• **Directions for this task**:
Each line below must be set down exactly; omit any image you find.

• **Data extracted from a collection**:
____________
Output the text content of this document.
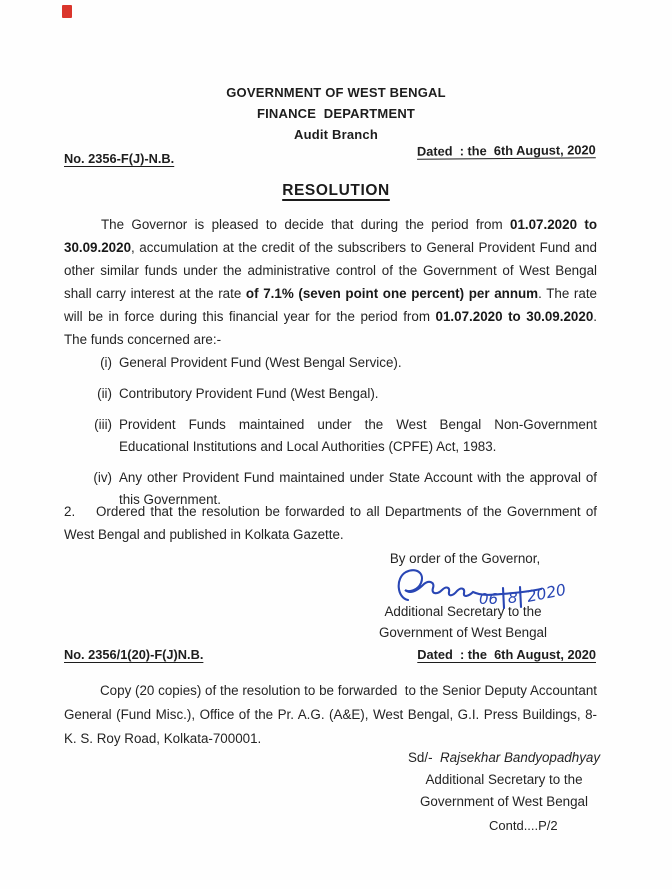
GOVERNMENT OF WEST BENGAL
FINANCE  DEPARTMENT
Audit Branch
No. 2356-F(J)-N.B.	Dated  : the  6th August, 2020
RESOLUTION
The Governor is pleased to decide that during the period from 01.07.2020 to 30.09.2020, accumulation at the credit of the subscribers to General Provident Fund and other similar funds under the administrative control of the Government of West Bengal shall carry interest at the rate of 7.1% (seven point one percent) per annum. The rate will be in force during this financial year for the period from 01.07.2020 to 30.09.2020. The funds concerned are:-
(i) General Provident Fund (West Bengal Service).
(ii) Contributory Provident Fund (West Bengal).
(iii) Provident Funds maintained under the West Bengal Non-Government Educational Institutions and Local Authorities (CPFE) Act, 1983.
(iv) Any other Provident Fund maintained under State Account with the approval of this Government.
2.    Ordered that the resolution be forwarded to all Departments of the Government of West Bengal and published in Kolkata Gazette.
By order of the Governor,
06 8 2020
Additional Secretary to the
Government of West Bengal
No. 2356/1(20)-F(J)N.B.	Dated  : the  6th August, 2020
Copy (20 copies) of the resolution to be forwarded  to the Senior Deputy Accountant General (Fund Misc.), Office of the Pr. A.G. (A&E), West Bengal, G.I. Press Buildings, 8- K. S. Roy Road, Kolkata-700001.
Sd/- Rajsekhar Bandyopadhyay
Additional Secretary to the
Government of West Bengal
Contd....P/2
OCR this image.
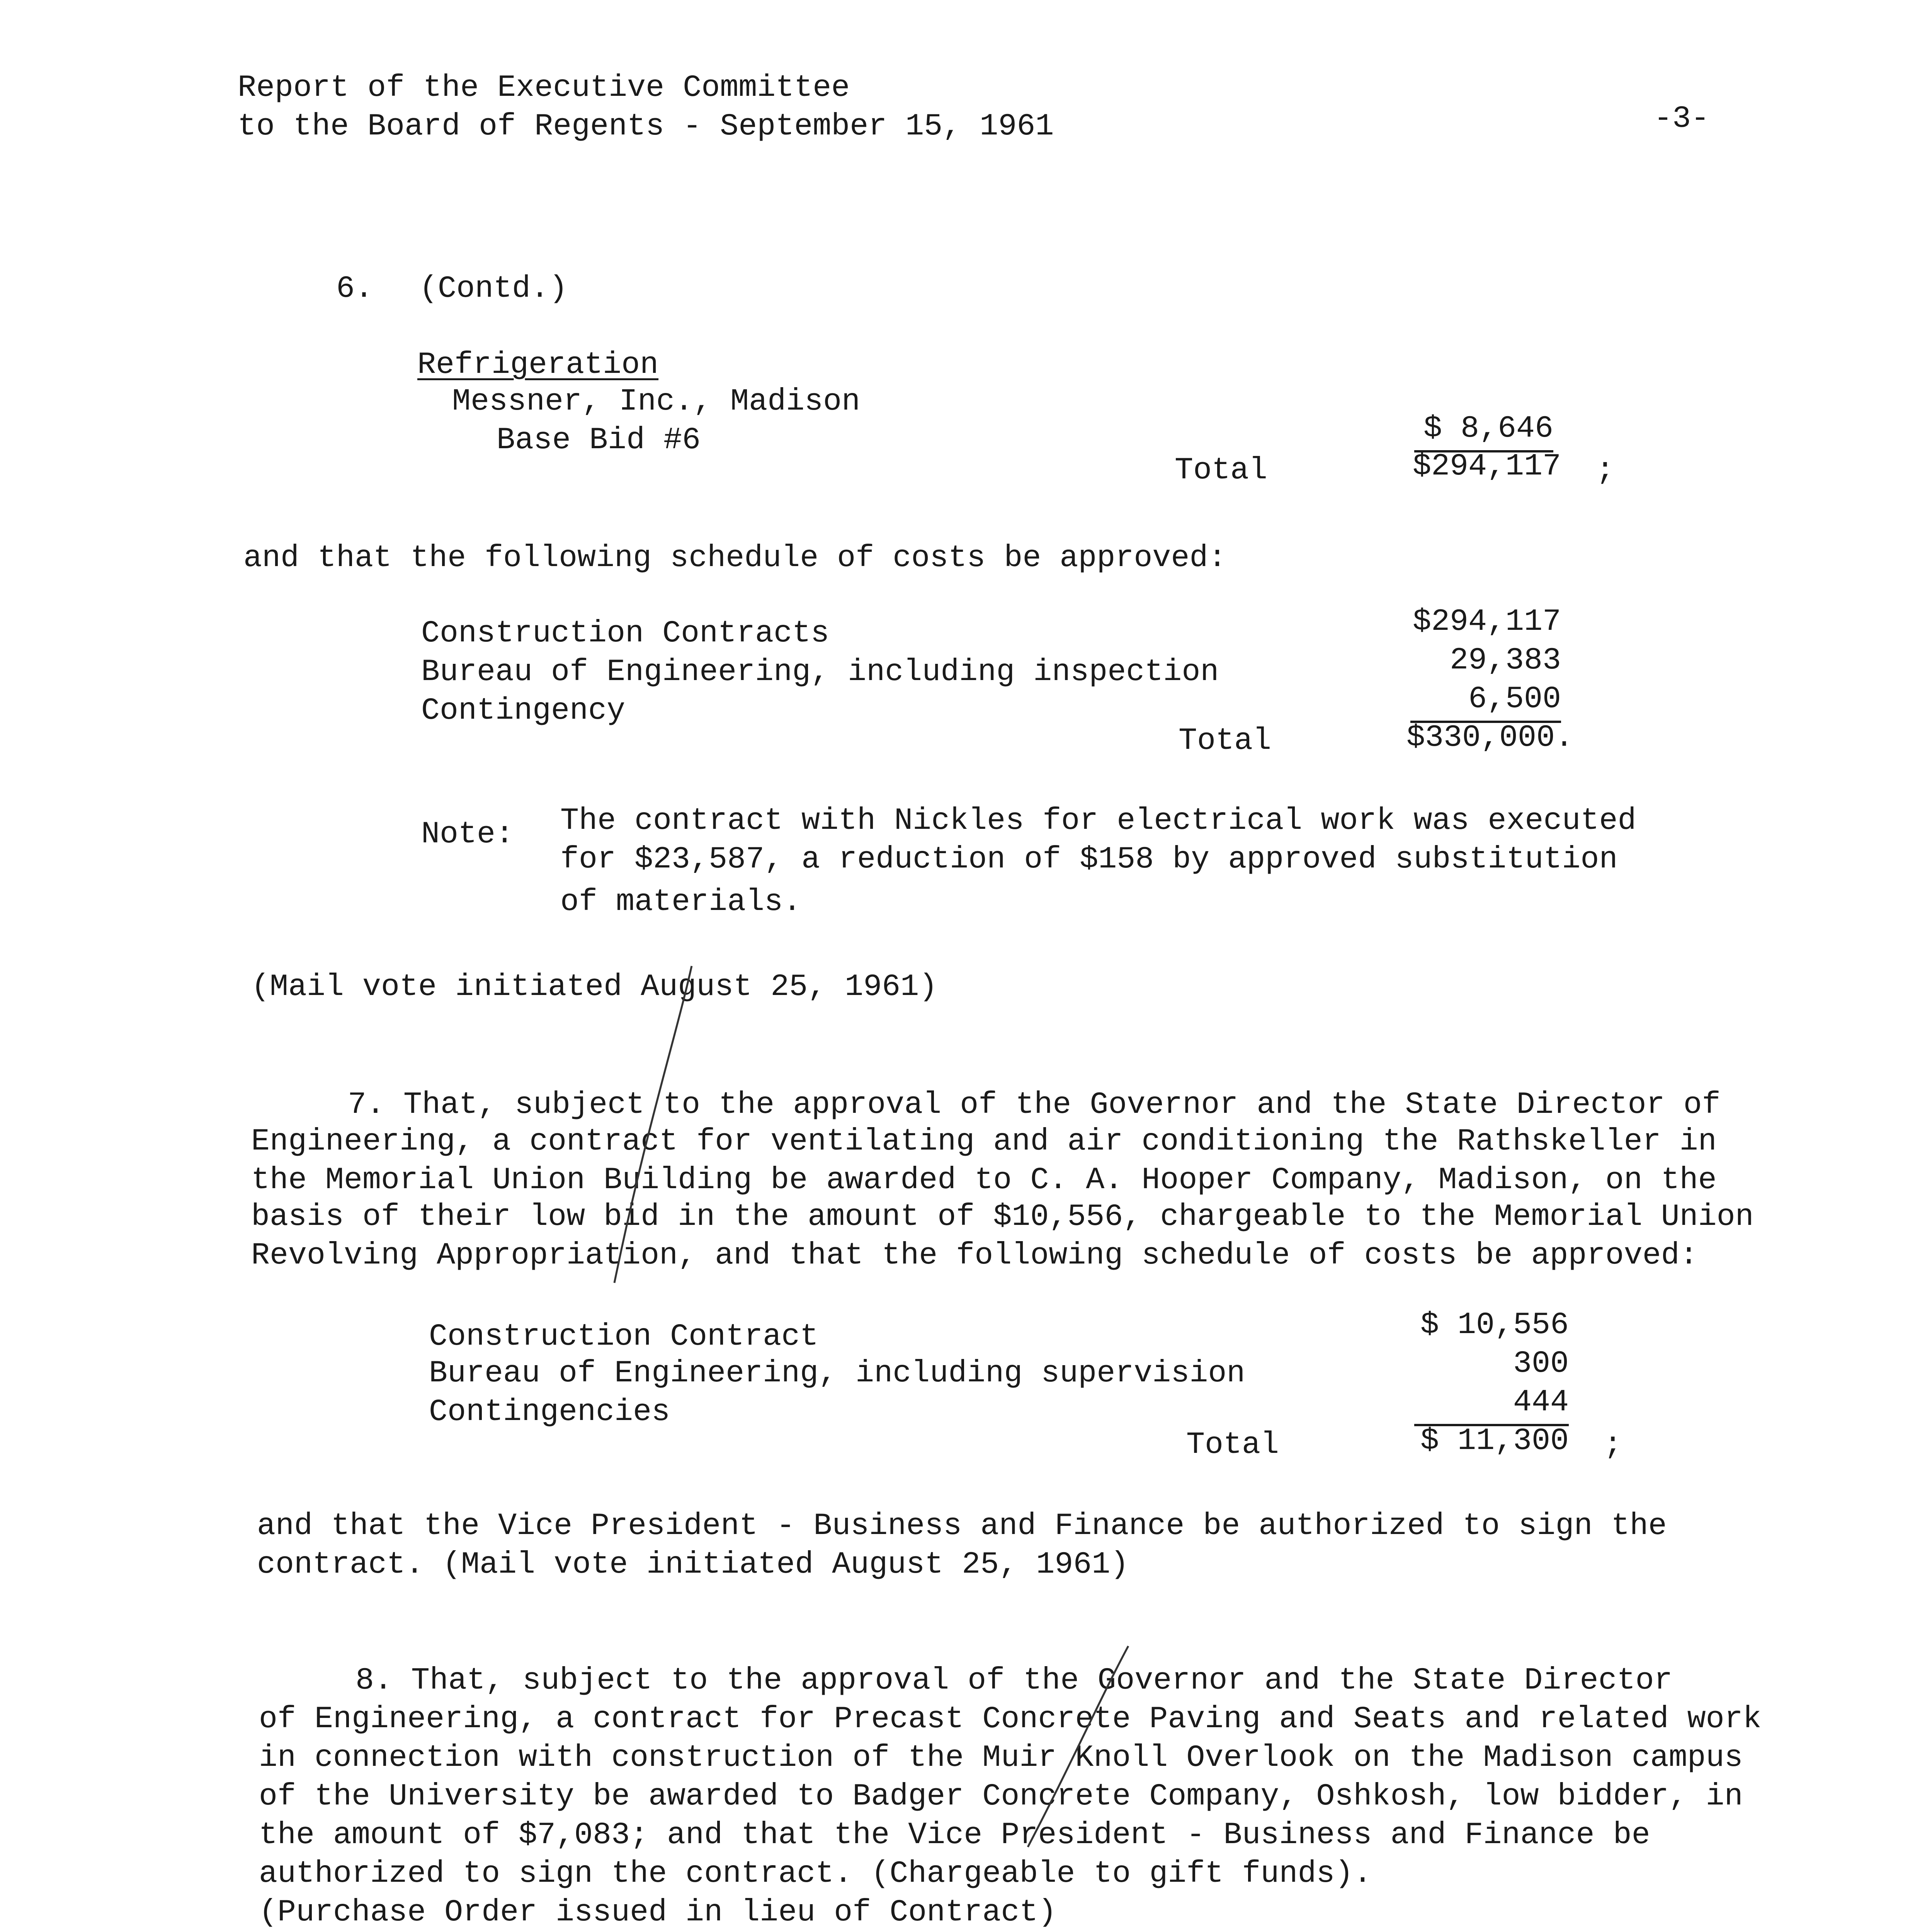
Report of the Executive Committee
to the Board of Regents - September 15, 1961	-3-
6. (Contd.)
Refrigeration
Messner, Inc., Madison
Base Bid #6	$ 8,646
Total	$294,117 ;
and that the following schedule of costs be approved:
Construction Contracts	$294,117
Bureau of Engineering, including inspection	29,383
Contingency	6,500
Total	$330,000.
Note: The contract with Nickles for electrical work was executed
for $23,587, a reduction of $158 by approved substitution
of materials.
(Mail vote initiated August 25, 1961)
7. That, subject to the approval of the Governor and the State Director of
Engineering, a contract for ventilating and air conditioning the Rathskeller in
the Memorial Union Building be awarded to C. A. Hooper Company, Madison, on the
basis of their low bid in the amount of $10,556, chargeable to the Memorial Union
Revolving Appropriation, and that the following schedule of costs be approved:
Construction Contract	$ 10,556
Bureau of Engineering, including supervision	300
Contingencies	444
Total	$ 11,300 ;
and that the Vice President - Business and Finance be authorized to sign the
contract. (Mail vote initiated August 25, 1961)
8. That, subject to the approval of the Governor and the State Director
of Engineering, a contract for Precast Concrete Paving and Seats and related work
in connection with construction of the Muir Knoll Overlook on the Madison campus
of the University be awarded to Badger Concrete Company, Oshkosh, low bidder, in
the amount of $7,083; and that the Vice President - Business and Finance be
authorized to sign the contract. (Chargeable to gift funds).
(Purchase Order issued in lieu of Contract)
____________
• **Exercise answer**:
Output the text content of this document.
GOVERNMENT OF WEST BENGAL
FINANCE  DEPARTMENT
Audit Branch
No. 2356-F(J)-N.B.	Dated  : the  6th August, 2020
RESOLUTION
The Governor is pleased to decide that during the period from 01.07.2020 to 30.09.2020, accumulation at the credit of the subscribers to General Provident Fund and other similar funds under the administrative control of the Government of West Bengal shall carry interest at the rate of 7.1% (seven point one percent) per annum. The rate will be in force during this financial year for the period from 01.07.2020 to 30.09.2020. The funds concerned are:-
(i) General Provident Fund (West Bengal Service).
(ii) Contributory Provident Fund (West Bengal).
(iii) Provident Funds maintained under the West Bengal Non-Government Educational Institutions and Local Authorities (CPFE) Act, 1983.
(iv) Any other Provident Fund maintained under State Account with the approval of this Government.
2.    Ordered that the resolution be forwarded to all Departments of the Government of West Bengal and published in Kolkata Gazette.
By order of the Governor,
06 8 2020
Additional Secretary to the
Government of West Bengal
No. 2356/1(20)-F(J)N.B.	Dated  : the  6th August, 2020
Copy (20 copies) of the resolution to be forwarded  to the Senior Deputy Accountant General (Fund Misc.), Office of the Pr. A.G. (A&E), West Bengal, G.I. Press Buildings, 8- K. S. Roy Road, Kolkata-700001.
Sd/- Rajsekhar Bandyopadhyay
Additional Secretary to the
Government of West Bengal
Contd....P/2
OCR this image.
Report of the Executive Committee
to the Board of Regents - September 15, 1961	-3-
6. (Contd.)
Refrigeration
Messner, Inc., Madison
Base Bid #6	$ 8,646
Total	$294,117 ;
and that the following schedule of costs be approved:
Construction Contracts	$294,117
Bureau of Engineering, including inspection	29,383
Contingency	6,500
Total	$330,000.
Note: The contract with Nickles for electrical work was executed
for $23,587, a reduction of $158 by approved substitution
of materials.
(Mail vote initiated August 25, 1961)
7. That, subject to the approval of the Governor and the State Director of
Engineering, a contract for ventilating and air conditioning the Rathskeller in
the Memorial Union Building be awarded to C. A. Hooper Company, Madison, on the
basis of their low bid in the amount of $10,556, chargeable to the Memorial Union
Revolving Appropriation, and that the following schedule of costs be approved:
Construction Contract	$ 10,556
Bureau of Engineering, including supervision	300
Contingencies	444
Total	$ 11,300 ;
and that the Vice President - Business and Finance be authorized to sign the
contract. (Mail vote initiated August 25, 1961)
8. That, subject to the approval of the Governor and the State Director
of Engineering, a contract for Precast Concrete Paving and Seats and related work
in connection with construction of the Muir Knoll Overlook on the Madison campus
of the University be awarded to Badger Concrete Company, Oshkosh, low bidder, in
the amount of $7,083; and that the Vice President - Business and Finance be
authorized to sign the contract. (Chargeable to gift funds).
(Purchase Order issued in lieu of Contract)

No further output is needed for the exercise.